→ Provided material:
+===+

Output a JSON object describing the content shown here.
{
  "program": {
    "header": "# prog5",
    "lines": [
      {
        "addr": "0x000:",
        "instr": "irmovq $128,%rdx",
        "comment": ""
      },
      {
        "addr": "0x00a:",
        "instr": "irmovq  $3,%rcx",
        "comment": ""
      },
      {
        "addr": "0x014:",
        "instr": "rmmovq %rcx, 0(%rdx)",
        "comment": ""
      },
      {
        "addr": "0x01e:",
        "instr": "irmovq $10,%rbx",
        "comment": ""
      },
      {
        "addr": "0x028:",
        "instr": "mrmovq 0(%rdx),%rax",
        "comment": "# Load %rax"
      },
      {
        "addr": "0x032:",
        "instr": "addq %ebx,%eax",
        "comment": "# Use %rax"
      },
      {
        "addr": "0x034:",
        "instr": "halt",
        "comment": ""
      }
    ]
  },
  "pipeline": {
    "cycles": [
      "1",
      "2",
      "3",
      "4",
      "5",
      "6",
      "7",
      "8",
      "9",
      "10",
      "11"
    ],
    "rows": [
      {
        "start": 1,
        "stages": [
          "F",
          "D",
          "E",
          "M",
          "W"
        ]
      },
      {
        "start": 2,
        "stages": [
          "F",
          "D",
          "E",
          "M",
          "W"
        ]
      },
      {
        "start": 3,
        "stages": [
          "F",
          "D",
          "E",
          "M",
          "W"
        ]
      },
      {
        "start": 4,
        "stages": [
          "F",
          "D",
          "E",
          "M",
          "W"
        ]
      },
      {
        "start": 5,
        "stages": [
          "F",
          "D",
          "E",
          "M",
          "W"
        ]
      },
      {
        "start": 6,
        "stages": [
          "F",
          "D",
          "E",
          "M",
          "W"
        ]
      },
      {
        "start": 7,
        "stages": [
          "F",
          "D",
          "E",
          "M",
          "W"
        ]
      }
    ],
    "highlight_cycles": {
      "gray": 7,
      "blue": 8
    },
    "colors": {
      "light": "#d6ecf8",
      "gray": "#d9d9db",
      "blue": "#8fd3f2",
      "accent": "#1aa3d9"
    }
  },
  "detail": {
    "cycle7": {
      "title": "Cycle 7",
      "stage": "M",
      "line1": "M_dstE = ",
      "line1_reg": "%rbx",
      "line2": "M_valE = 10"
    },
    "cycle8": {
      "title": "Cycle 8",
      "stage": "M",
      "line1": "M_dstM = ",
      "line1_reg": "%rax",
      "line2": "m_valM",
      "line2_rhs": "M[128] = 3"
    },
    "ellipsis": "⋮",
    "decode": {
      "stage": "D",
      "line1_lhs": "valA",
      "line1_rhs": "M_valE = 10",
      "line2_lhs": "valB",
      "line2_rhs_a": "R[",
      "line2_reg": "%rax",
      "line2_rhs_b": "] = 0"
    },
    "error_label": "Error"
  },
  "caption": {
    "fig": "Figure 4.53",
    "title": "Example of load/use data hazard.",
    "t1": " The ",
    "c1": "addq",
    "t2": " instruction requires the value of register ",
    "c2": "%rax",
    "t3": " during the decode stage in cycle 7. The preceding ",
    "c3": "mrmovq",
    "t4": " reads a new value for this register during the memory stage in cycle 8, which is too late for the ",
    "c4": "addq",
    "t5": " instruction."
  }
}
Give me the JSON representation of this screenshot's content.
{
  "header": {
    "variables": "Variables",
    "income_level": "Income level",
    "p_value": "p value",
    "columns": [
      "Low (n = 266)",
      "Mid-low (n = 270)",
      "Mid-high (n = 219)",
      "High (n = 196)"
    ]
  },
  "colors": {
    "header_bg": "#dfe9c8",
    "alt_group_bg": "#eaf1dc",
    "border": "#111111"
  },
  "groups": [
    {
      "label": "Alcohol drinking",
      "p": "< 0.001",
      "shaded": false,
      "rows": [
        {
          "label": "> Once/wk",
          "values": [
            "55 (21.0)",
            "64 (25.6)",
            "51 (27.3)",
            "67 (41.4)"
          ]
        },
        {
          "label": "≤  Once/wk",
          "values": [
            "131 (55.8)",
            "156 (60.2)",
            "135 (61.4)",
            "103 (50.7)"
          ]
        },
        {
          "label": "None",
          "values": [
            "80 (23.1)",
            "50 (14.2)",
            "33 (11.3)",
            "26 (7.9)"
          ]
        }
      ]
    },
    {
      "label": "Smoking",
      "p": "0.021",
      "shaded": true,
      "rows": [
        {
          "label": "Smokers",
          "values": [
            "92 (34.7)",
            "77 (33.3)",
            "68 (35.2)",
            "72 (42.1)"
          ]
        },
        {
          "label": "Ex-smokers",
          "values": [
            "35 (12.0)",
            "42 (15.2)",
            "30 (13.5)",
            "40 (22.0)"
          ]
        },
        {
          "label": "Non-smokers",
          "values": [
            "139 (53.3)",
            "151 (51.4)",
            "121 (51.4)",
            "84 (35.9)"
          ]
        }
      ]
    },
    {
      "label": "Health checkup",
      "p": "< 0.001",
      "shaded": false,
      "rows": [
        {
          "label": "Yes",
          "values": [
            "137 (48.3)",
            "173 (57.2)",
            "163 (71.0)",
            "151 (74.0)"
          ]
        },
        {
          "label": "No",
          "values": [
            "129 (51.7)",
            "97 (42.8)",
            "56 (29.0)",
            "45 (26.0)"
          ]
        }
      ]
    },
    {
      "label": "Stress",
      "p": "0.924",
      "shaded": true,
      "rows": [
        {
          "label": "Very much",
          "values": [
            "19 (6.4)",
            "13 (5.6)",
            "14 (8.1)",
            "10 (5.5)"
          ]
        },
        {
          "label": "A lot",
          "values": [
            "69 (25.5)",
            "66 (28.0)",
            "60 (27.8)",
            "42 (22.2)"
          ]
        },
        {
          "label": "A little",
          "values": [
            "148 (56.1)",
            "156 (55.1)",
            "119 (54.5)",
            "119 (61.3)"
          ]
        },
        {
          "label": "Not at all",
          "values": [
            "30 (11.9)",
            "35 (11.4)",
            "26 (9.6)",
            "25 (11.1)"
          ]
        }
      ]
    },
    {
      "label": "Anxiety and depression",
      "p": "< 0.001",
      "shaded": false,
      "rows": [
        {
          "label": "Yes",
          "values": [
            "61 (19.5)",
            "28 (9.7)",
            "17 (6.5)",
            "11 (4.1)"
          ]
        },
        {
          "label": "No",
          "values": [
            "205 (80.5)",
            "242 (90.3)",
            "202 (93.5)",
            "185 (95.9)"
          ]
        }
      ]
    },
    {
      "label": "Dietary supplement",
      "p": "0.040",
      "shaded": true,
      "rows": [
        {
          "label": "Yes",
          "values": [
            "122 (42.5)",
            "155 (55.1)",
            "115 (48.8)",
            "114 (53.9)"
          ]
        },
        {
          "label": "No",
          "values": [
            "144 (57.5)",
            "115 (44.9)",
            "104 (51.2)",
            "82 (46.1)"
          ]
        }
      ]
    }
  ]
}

+===+

→ What you have to do:
Above are the records; retype every one exactly.

→ Finished task:
Output a JSON object describing the content shown here.
{
  "program": {
    "header": "# prog5",
    "lines": [
      {
        "addr": "0x000:",
        "instr": "irmovq $128,%rdx",
        "comment": ""
      },
      {
        "addr": "0x00a:",
        "instr": "irmovq  $3,%rcx",
        "comment": ""
      },
      {
        "addr": "0x014:",
        "instr": "rmmovq %rcx, 0(%rdx)",
        "comment": ""
      },
      {
        "addr": "0x01e:",
        "instr": "irmovq $10,%rbx",
        "comment": ""
      },
      {
        "addr": "0x028:",
        "instr": "mrmovq 0(%rdx),%rax",
        "comment": "# Load %rax"
      },
      {
        "addr": "0x032:",
        "instr": "addq %ebx,%eax",
        "comment": "# Use %rax"
      },
      {
        "addr": "0x034:",
        "instr": "halt",
        "comment": ""
      }
    ]
  },
  "pipeline": {
    "cycles": [
      "1",
      "2",
      "3",
      "4",
      "5",
      "6",
      "7",
      "8",
      "9",
      "10",
      "11"
    ],
    "rows": [
      {
        "start": 1,
        "stages": [
          "F",
          "D",
          "E",
          "M",
          "W"
        ]
      },
      {
        "start": 2,
        "stages": [
          "F",
          "D",
          "E",
          "M",
          "W"
        ]
      },
      {
        "start": 3,
        "stages": [
          "F",
          "D",
          "E",
          "M",
          "W"
        ]
      },
      {
        "start": 4,
        "stages": [
          "F",
          "D",
          "E",
          "M",
          "W"
        ]
      },
      {
        "start": 5,
        "stages": [
          "F",
          "D",
          "E",
          "M",
          "W"
        ]
      },
      {
        "start": 6,
        "stages": [
          "F",
          "D",
          "E",
          "M",
          "W"
        ]
      },
      {
        "start": 7,
        "stages": [
          "F",
          "D",
          "E",
          "M",
          "W"
        ]
      }
    ],
    "highlight_cycles": {
      "gray": 7,
      "blue": 8
    },
    "colors": {
      "light": "#d6ecf8",
      "gray": "#d9d9db",
      "blue": "#8fd3f2",
      "accent": "#1aa3d9"
    }
  },
  "detail": {
    "cycle7": {
      "title": "Cycle 7",
      "stage": "M",
      "line1": "M_dstE = ",
      "line1_reg": "%rbx",
      "line2": "M_valE = 10"
    },
    "cycle8": {
      "title": "Cycle 8",
      "stage": "M",
      "line1": "M_dstM = ",
      "line1_reg": "%rax",
      "line2": "m_valM",
      "line2_rhs": "M[128] = 3"
    },
    "ellipsis": "⋮",
    "decode": {
      "stage": "D",
      "line1_lhs": "valA",
      "line1_rhs": "M_valE = 10",
      "line2_lhs": "valB",
      "line2_rhs_a": "R[",
      "line2_reg": "%rax",
      "line2_rhs_b": "] = 0"
    },
    "error_label": "Error"
  },
  "caption": {
    "fig": "Figure 4.53",
    "title": "Example of load/use data hazard.",
    "t1": " The ",
    "c1": "addq",
    "t2": " instruction requires the value of register ",
    "c2": "%rax",
    "t3": " during the decode stage in cycle 7. The preceding ",
    "c3": "mrmovq",
    "t4": " reads a new value for this register during the memory stage in cycle 8, which is too late for the ",
    "c4": "addq",
    "t5": " instruction."
  }
}
Give me the JSON representation of this screenshot's content.
{
  "header": {
    "variables": "Variables",
    "income_level": "Income level",
    "p_value": "p value",
    "columns": [
      "Low (n = 266)",
      "Mid-low (n = 270)",
      "Mid-high (n = 219)",
      "High (n = 196)"
    ]
  },
  "colors": {
    "header_bg": "#dfe9c8",
    "alt_group_bg": "#eaf1dc",
    "border": "#111111"
  },
  "groups": [
    {
      "label": "Alcohol drinking",
      "p": "< 0.001",
      "shaded": false,
      "rows": [
        {
          "label": "> Once/wk",
          "values": [
            "55 (21.0)",
            "64 (25.6)",
            "51 (27.3)",
            "67 (41.4)"
          ]
        },
        {
          "label": "≤  Once/wk",
          "values": [
            "131 (55.8)",
            "156 (60.2)",
            "135 (61.4)",
            "103 (50.7)"
          ]
        },
        {
          "label": "None",
          "values": [
            "80 (23.1)",
            "50 (14.2)",
            "33 (11.3)",
            "26 (7.9)"
          ]
        }
      ]
    },
    {
      "label": "Smoking",
      "p": "0.021",
      "shaded": true,
      "rows": [
        {
          "label": "Smokers",
          "values": [
            "92 (34.7)",
            "77 (33.3)",
            "68 (35.2)",
            "72 (42.1)"
          ]
        },
        {
          "label": "Ex-smokers",
          "values": [
            "35 (12.0)",
            "42 (15.2)",
            "30 (13.5)",
            "40 (22.0)"
          ]
        },
        {
          "label": "Non-smokers",
          "values": [
            "139 (53.3)",
            "151 (51.4)",
            "121 (51.4)",
            "84 (35.9)"
          ]
        }
      ]
    },
    {
      "label": "Health checkup",
      "p": "< 0.001",
      "shaded": false,
      "rows": [
        {
          "label": "Yes",
          "values": [
            "137 (48.3)",
            "173 (57.2)",
            "163 (71.0)",
            "151 (74.0)"
          ]
        },
        {
          "label": "No",
          "values": [
            "129 (51.7)",
            "97 (42.8)",
            "56 (29.0)",
            "45 (26.0)"
          ]
        }
      ]
    },
    {
      "label": "Stress",
      "p": "0.924",
      "shaded": true,
      "rows": [
        {
          "label": "Very much",
          "values": [
            "19 (6.4)",
            "13 (5.6)",
            "14 (8.1)",
            "10 (5.5)"
          ]
        },
        {
          "label": "A lot",
          "values": [
            "69 (25.5)",
            "66 (28.0)",
            "60 (27.8)",
            "42 (22.2)"
          ]
        },
        {
          "label": "A little",
          "values": [
            "148 (56.1)",
            "156 (55.1)",
            "119 (54.5)",
            "119 (61.3)"
          ]
        },
        {
          "label": "Not at all",
          "values": [
            "30 (11.9)",
            "35 (11.4)",
            "26 (9.6)",
            "25 (11.1)"
          ]
        }
      ]
    },
    {
      "label": "Anxiety and depression",
      "p": "< 0.001",
      "shaded": false,
      "rows": [
        {
          "label": "Yes",
          "values": [
            "61 (19.5)",
            "28 (9.7)",
            "17 (6.5)",
            "11 (4.1)"
          ]
        },
        {
          "label": "No",
          "values": [
            "205 (80.5)",
            "242 (90.3)",
            "202 (93.5)",
            "185 (95.9)"
          ]
        }
      ]
    },
    {
      "label": "Dietary supplement",
      "p": "0.040",
      "shaded": true,
      "rows": [
        {
          "label": "Yes",
          "values": [
            "122 (42.5)",
            "155 (55.1)",
            "115 (48.8)",
            "114 (53.9)"
          ]
        },
        {
          "label": "No",
          "values": [
            "144 (57.5)",
            "115 (44.9)",
            "104 (51.2)",
            "82 (46.1)"
          ]
        }
      ]
    }
  ]
}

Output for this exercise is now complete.